To do. Go through the entries one line at a time, and gather every line that has the word "JSON".

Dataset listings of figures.
-------

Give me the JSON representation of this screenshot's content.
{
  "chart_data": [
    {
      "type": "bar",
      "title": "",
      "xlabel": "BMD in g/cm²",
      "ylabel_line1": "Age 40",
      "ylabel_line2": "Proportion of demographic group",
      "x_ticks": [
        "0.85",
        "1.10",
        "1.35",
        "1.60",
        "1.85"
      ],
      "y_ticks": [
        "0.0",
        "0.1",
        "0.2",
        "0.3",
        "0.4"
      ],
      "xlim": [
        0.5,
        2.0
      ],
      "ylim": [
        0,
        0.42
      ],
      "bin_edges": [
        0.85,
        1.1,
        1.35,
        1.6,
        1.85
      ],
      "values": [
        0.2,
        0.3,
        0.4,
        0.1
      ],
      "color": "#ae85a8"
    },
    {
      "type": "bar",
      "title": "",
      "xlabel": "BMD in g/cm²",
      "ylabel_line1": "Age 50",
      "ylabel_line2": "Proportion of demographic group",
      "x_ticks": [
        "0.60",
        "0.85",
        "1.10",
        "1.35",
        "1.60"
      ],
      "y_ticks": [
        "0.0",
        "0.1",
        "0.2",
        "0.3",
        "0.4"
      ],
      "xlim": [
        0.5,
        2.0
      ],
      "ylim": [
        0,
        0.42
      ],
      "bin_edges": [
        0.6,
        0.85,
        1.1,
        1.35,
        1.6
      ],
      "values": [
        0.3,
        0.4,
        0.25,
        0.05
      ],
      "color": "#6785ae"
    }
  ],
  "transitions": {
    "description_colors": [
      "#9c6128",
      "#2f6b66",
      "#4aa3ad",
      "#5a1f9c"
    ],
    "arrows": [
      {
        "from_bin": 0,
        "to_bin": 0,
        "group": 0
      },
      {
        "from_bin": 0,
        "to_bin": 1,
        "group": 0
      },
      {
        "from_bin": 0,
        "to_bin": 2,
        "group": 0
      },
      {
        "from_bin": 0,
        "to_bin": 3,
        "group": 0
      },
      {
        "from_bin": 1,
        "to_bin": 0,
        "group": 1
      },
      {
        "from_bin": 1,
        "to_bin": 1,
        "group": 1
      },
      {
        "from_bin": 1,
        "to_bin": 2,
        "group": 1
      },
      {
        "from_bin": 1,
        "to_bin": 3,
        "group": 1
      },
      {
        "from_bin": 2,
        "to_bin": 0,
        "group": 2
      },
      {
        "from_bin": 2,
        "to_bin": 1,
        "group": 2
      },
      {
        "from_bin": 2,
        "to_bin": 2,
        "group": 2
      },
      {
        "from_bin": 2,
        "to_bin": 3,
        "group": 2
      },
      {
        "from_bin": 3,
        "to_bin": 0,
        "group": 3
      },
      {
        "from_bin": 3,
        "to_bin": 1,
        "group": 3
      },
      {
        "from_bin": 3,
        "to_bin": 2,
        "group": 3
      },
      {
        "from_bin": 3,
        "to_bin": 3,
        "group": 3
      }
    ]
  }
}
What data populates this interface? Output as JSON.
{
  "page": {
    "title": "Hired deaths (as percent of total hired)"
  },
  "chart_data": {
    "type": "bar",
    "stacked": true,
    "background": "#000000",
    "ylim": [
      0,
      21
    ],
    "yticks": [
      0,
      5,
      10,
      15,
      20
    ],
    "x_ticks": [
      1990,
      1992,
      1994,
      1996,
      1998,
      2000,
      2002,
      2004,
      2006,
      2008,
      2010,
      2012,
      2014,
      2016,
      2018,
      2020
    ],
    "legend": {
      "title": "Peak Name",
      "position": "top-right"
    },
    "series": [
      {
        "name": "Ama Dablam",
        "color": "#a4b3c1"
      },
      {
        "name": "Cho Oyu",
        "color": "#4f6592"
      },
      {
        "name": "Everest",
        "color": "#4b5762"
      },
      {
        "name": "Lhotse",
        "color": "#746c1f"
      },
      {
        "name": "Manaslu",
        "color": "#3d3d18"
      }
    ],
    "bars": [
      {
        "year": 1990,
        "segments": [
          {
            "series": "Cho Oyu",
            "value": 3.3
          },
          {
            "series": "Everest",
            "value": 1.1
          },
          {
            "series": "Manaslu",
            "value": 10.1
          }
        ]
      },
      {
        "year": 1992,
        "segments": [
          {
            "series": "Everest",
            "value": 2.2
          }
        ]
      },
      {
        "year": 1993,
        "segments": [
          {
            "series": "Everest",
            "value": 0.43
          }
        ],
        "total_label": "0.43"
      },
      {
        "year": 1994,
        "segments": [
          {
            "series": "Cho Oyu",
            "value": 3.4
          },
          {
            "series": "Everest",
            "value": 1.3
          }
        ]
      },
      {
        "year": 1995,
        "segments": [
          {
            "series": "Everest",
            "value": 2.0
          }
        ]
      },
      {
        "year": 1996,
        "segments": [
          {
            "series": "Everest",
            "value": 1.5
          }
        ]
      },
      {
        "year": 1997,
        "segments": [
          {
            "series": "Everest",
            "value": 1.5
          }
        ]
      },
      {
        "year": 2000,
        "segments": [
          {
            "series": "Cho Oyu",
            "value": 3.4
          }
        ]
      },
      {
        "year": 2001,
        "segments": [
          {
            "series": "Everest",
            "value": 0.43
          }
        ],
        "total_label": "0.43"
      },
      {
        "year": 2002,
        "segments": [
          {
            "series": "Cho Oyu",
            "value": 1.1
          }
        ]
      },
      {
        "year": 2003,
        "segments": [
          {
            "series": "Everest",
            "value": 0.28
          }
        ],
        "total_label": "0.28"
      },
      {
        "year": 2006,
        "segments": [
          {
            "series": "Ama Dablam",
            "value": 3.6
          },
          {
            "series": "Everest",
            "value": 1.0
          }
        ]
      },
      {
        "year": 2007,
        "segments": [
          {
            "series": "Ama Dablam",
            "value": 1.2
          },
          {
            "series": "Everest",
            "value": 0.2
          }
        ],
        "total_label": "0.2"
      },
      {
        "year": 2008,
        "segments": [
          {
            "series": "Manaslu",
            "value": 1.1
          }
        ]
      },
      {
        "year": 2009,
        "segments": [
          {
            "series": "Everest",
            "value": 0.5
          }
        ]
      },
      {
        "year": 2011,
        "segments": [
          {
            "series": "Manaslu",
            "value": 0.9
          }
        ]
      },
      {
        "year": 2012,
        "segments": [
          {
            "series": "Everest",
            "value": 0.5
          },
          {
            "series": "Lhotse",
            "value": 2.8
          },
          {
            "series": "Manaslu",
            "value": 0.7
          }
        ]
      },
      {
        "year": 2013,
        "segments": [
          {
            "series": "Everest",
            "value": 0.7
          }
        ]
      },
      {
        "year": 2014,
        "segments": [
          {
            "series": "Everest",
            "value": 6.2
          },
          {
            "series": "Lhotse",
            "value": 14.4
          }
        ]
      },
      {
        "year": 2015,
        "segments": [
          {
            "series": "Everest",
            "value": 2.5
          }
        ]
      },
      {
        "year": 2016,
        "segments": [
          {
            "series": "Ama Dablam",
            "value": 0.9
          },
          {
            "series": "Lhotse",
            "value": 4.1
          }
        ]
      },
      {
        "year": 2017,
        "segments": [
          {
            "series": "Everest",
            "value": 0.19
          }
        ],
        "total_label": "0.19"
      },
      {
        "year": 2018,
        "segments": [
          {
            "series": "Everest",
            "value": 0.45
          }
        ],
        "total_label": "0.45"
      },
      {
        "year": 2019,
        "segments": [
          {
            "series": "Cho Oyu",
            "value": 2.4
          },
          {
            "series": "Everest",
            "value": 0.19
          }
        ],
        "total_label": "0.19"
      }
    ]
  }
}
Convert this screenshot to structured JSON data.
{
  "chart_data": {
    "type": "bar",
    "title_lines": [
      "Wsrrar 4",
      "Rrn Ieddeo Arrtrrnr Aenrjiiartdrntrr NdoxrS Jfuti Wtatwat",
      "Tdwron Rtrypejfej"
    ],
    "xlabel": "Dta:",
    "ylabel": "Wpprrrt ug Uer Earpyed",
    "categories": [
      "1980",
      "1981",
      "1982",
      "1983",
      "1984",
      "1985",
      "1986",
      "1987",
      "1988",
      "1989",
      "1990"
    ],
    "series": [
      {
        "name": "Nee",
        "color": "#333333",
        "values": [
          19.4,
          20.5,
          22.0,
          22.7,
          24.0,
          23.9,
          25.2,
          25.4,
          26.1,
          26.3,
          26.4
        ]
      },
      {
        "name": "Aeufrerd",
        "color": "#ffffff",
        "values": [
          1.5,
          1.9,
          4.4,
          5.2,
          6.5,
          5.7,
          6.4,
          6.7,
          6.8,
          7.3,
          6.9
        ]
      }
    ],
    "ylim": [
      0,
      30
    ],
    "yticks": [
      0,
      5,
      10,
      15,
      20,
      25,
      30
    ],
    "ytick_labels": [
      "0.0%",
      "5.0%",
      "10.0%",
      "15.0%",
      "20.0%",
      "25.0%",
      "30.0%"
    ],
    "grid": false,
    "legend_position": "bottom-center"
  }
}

-------

Task answer.
Give me the JSON representation of this screenshot's content.
What data populates this interface? Output as JSON.
Convert this screenshot to structured JSON data.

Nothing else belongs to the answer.